> **Raw data**
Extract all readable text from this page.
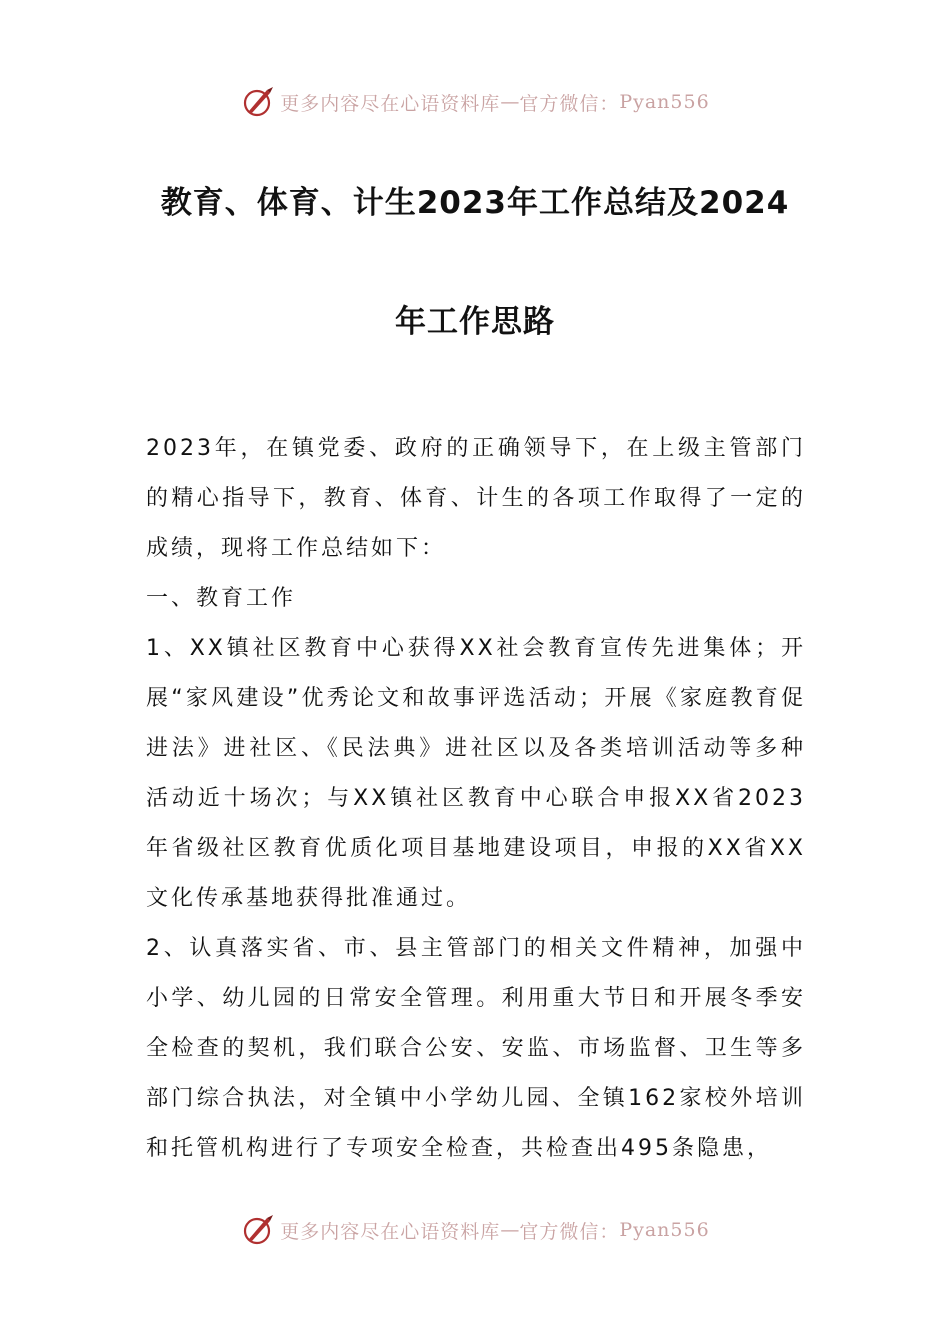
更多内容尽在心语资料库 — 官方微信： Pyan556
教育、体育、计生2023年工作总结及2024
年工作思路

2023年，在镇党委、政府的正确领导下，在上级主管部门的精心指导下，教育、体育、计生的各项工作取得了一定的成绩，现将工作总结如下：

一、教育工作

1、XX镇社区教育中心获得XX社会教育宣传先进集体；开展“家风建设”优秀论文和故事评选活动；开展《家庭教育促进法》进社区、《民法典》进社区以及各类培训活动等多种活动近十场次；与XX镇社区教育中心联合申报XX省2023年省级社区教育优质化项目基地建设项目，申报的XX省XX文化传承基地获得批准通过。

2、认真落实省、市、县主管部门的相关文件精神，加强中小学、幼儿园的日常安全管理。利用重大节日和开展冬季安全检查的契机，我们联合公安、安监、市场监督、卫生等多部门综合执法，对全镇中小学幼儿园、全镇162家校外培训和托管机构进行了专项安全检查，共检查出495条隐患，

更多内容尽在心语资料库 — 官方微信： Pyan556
==
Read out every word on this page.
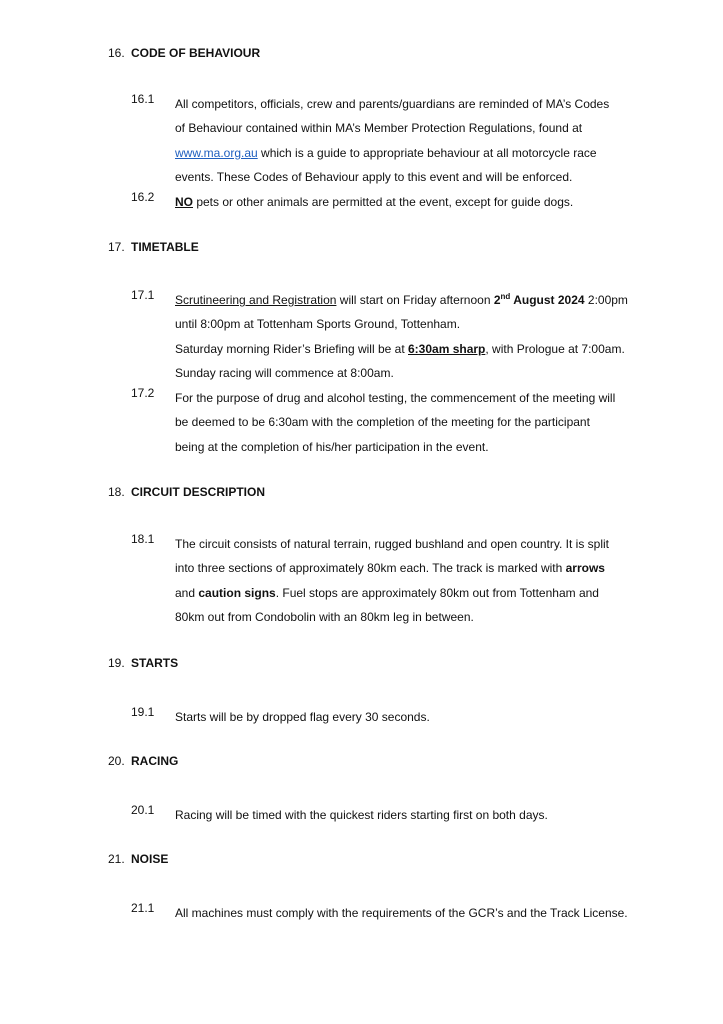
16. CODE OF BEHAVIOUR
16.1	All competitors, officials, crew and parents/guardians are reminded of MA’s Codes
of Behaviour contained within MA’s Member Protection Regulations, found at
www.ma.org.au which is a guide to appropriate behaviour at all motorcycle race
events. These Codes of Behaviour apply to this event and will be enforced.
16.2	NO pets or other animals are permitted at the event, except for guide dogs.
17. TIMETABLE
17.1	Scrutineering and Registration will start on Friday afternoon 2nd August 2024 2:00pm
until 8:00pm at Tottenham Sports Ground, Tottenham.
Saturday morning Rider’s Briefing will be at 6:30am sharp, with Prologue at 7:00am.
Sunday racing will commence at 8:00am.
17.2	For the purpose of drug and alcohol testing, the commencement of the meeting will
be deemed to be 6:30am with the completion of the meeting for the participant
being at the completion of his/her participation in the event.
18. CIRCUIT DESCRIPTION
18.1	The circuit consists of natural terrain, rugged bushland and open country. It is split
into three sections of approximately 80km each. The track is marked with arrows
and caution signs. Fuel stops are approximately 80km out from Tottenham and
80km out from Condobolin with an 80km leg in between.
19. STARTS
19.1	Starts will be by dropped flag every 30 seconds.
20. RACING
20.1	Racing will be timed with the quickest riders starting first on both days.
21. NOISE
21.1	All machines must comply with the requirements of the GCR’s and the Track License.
--
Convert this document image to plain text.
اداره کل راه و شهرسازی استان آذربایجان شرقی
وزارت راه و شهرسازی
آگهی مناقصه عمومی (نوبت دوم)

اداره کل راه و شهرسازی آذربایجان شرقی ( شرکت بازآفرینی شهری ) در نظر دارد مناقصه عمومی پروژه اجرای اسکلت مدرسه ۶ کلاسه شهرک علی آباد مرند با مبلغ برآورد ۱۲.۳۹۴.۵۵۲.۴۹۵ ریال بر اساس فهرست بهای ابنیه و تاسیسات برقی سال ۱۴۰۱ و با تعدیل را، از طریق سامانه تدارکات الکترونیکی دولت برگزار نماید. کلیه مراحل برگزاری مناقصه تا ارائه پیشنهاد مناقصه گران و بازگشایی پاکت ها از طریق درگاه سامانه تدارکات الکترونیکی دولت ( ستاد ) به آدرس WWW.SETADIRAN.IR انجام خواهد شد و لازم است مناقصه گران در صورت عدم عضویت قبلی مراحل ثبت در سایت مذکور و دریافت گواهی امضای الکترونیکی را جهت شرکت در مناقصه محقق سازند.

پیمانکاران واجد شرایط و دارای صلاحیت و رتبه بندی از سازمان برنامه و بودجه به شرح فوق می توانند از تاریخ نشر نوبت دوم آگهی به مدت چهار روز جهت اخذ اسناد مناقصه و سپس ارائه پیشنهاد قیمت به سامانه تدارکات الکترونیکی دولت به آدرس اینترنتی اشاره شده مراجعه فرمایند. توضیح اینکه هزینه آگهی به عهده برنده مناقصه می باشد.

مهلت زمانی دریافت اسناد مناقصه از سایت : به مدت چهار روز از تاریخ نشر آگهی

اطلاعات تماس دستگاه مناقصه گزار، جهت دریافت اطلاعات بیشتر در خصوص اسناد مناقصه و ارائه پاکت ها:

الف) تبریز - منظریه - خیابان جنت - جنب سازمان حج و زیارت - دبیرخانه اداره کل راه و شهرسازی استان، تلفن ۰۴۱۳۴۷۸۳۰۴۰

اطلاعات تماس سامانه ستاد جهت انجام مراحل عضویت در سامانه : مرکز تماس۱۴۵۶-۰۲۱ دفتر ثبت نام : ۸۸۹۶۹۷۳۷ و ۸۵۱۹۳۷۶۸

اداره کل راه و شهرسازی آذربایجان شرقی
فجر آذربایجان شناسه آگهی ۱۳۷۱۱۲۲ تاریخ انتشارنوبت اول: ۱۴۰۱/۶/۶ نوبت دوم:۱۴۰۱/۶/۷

> **What you are asked to do**
How many of the lines above hold the word "چهار"? Give only that number.

> **Result**
2